[Data records]
──────

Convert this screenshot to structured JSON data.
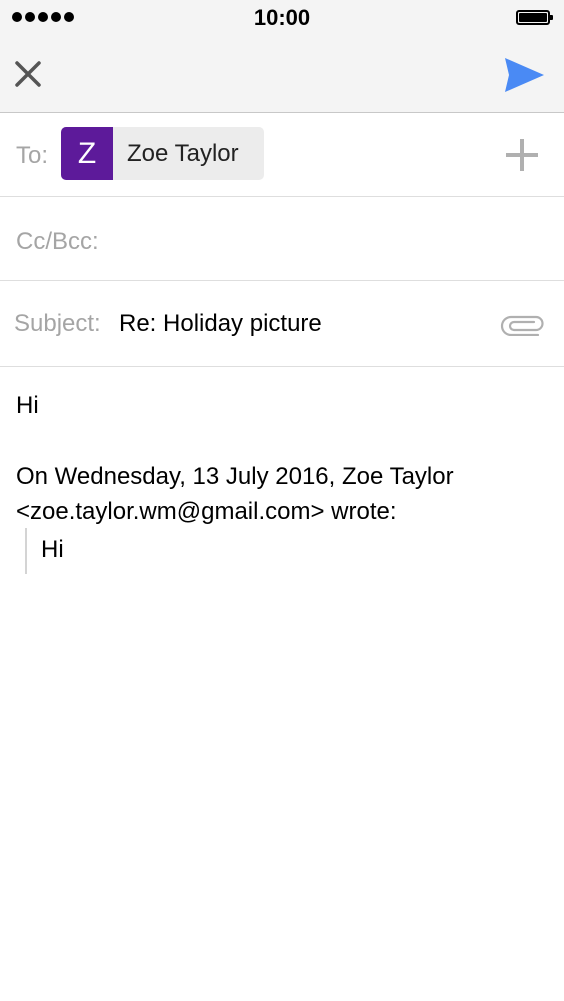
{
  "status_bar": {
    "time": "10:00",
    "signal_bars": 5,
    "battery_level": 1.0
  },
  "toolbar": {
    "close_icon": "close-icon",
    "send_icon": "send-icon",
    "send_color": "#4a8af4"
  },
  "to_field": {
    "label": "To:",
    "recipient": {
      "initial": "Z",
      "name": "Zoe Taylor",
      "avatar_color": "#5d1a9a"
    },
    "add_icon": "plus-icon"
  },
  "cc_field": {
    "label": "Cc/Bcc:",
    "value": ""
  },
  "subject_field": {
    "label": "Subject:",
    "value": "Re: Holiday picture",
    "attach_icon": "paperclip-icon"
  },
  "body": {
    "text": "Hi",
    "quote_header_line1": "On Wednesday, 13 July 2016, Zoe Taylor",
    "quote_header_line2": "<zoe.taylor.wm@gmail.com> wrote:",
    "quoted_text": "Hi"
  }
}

──────

__TASK TO COMPLETE__
Repeat all of the entries word for word, but omit the pictures.

__IN RESPONSE__
Convert this screenshot to structured JSON data.
{
  "status_bar": {
    "time": "10:00",
    "signal_bars": 5,
    "battery_level": 1.0
  },
  "toolbar": {
    "close_icon": "close-icon",
    "send_icon": "send-icon",
    "send_color": "#4a8af4"
  },
  "to_field": {
    "label": "To:",
    "recipient": {
      "initial": "Z",
      "name": "Zoe Taylor",
      "avatar_color": "#5d1a9a"
    },
    "add_icon": "plus-icon"
  },
  "cc_field": {
    "label": "Cc/Bcc:",
    "value": ""
  },
  "subject_field": {
    "label": "Subject:",
    "value": "Re: Holiday picture",
    "attach_icon": "paperclip-icon"
  },
  "body": {
    "text": "Hi",
    "quote_header_line1": "On Wednesday, 13 July 2016, Zoe Taylor",
    "quote_header_line2": "<zoe.taylor.wm@gmail.com> wrote:",
    "quoted_text": "Hi"
  }
}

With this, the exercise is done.